Dataset rows:

'''

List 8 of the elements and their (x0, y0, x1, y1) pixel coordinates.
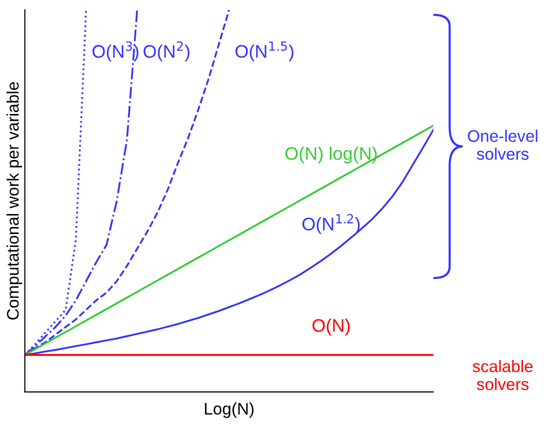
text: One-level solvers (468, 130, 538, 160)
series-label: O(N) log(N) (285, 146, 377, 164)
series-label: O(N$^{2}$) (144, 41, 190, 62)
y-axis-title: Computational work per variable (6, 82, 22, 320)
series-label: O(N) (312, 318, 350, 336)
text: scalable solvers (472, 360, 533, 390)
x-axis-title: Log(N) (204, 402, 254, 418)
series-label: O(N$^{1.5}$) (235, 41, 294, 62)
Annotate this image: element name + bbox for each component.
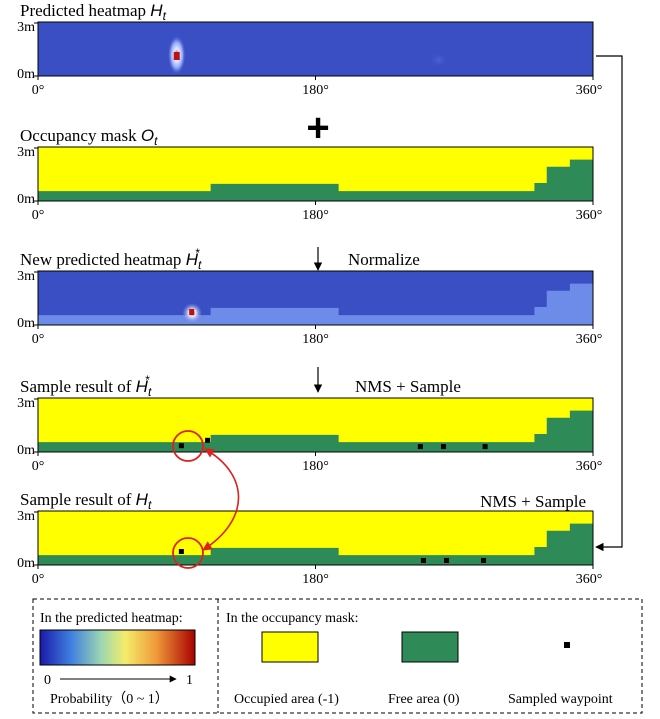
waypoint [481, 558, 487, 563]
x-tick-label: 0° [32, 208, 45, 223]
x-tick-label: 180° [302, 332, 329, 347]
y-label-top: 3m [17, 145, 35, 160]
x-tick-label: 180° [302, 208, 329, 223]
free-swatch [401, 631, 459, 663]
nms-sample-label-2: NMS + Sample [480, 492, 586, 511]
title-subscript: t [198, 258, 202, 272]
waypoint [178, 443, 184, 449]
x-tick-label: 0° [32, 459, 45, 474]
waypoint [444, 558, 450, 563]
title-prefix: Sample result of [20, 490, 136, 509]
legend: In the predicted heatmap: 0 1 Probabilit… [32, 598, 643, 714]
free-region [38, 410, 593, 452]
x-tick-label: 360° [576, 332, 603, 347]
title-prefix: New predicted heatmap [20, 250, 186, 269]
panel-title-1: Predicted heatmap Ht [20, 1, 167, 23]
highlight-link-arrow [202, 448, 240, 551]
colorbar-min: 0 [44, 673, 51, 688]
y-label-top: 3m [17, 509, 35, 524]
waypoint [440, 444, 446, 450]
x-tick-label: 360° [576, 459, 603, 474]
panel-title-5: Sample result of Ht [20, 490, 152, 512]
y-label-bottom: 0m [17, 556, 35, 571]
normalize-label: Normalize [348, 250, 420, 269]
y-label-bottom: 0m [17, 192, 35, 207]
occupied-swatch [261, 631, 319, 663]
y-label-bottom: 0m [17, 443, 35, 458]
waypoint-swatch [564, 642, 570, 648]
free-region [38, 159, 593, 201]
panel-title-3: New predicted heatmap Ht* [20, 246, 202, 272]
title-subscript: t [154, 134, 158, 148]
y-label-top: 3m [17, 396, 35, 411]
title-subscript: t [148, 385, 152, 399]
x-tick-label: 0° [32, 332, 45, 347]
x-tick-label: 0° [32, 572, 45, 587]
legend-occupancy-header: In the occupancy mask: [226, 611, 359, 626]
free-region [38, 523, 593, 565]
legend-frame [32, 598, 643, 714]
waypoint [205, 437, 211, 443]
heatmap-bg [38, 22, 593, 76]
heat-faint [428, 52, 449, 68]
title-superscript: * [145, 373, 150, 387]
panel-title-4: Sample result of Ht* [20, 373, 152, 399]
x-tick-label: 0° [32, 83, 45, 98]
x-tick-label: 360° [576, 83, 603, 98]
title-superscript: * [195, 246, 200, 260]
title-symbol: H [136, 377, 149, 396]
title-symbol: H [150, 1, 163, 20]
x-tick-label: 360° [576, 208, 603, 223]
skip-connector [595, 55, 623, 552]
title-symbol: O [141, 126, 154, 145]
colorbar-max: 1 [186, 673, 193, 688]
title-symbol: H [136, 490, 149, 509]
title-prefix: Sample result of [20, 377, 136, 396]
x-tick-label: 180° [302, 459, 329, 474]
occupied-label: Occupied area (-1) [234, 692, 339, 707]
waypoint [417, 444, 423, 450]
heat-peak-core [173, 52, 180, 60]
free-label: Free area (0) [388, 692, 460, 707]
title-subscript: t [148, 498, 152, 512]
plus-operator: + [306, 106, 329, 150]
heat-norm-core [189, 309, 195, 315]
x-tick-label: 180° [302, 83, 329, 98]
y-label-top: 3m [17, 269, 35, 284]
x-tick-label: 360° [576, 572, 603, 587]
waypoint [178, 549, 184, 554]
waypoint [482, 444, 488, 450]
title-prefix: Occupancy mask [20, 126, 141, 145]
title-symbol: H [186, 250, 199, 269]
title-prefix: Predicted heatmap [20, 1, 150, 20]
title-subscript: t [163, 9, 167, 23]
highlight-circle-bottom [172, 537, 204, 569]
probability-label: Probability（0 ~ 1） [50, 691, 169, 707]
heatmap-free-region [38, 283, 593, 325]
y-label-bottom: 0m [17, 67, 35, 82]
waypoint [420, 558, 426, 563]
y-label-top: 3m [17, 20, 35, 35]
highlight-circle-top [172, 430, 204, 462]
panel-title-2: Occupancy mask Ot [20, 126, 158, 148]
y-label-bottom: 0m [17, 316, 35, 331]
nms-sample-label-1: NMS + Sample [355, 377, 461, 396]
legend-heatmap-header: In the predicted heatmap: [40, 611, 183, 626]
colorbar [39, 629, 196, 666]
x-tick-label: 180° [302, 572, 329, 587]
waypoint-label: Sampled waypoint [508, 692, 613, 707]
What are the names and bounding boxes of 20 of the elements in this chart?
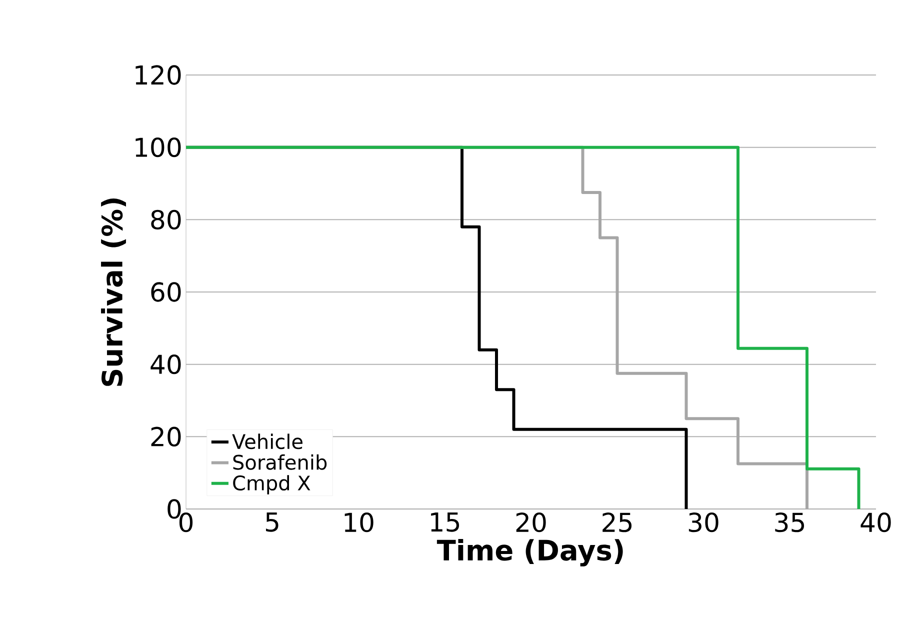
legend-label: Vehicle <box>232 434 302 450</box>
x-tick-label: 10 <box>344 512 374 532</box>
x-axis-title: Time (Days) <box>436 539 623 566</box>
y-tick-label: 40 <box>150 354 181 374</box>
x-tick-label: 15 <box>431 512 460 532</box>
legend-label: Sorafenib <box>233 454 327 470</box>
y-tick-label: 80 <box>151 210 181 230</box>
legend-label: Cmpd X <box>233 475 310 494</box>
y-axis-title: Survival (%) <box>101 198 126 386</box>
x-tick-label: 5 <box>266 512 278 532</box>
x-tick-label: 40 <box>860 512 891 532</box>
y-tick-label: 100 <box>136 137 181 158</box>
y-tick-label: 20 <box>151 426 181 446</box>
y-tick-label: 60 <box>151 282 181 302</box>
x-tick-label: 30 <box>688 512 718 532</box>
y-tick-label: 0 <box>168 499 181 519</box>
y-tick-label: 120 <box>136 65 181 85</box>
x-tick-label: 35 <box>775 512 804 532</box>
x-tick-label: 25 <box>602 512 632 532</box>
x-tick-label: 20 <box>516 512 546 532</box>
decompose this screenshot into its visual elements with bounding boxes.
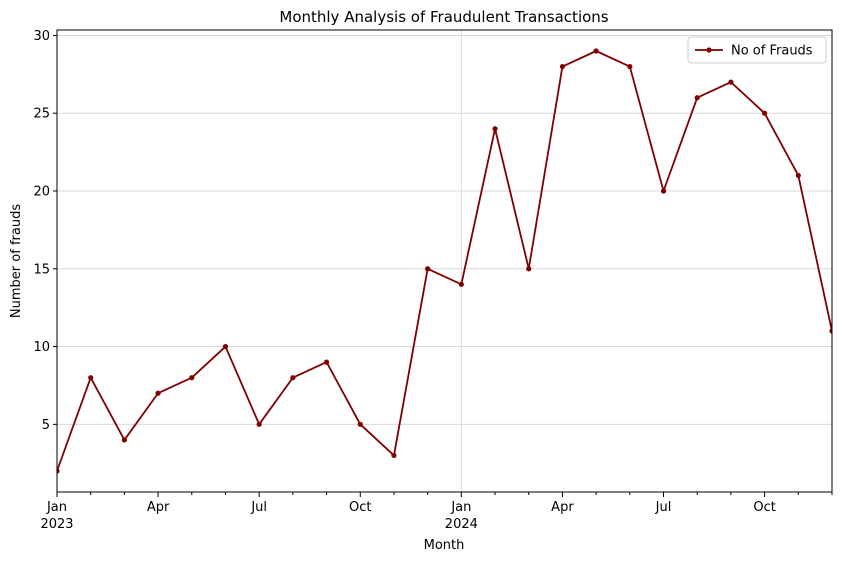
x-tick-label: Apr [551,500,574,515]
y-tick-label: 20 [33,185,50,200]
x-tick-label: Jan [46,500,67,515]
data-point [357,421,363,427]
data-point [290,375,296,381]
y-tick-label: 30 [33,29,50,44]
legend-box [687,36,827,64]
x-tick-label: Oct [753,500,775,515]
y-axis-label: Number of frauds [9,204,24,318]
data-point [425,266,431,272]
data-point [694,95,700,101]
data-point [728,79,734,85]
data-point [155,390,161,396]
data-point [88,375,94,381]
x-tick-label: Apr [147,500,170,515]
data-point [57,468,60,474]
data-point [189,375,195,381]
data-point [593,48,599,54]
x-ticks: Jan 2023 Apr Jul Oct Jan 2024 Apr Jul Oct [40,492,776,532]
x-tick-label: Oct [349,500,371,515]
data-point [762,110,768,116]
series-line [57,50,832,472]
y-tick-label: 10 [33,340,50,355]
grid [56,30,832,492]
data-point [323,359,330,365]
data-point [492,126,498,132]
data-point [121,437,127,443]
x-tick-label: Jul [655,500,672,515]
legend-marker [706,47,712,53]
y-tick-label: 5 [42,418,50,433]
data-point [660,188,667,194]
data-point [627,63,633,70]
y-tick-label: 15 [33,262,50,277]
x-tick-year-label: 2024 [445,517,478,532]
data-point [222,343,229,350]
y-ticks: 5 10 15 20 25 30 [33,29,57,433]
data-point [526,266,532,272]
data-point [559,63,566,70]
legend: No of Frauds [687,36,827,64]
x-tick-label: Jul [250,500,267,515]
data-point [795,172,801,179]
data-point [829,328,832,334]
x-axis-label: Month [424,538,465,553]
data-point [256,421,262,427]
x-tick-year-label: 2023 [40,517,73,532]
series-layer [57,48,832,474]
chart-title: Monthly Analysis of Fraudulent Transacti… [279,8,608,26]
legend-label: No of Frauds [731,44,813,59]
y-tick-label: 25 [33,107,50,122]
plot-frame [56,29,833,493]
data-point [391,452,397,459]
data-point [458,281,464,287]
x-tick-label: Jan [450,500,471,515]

'''

EXERCISE DESCRIPTION: Report every line above that holds the word "superscript", copying each line in full.

WORKED ANSWER:
title-superscript: * [145, 373, 150, 387]
title-superscript: * [195, 246, 200, 260]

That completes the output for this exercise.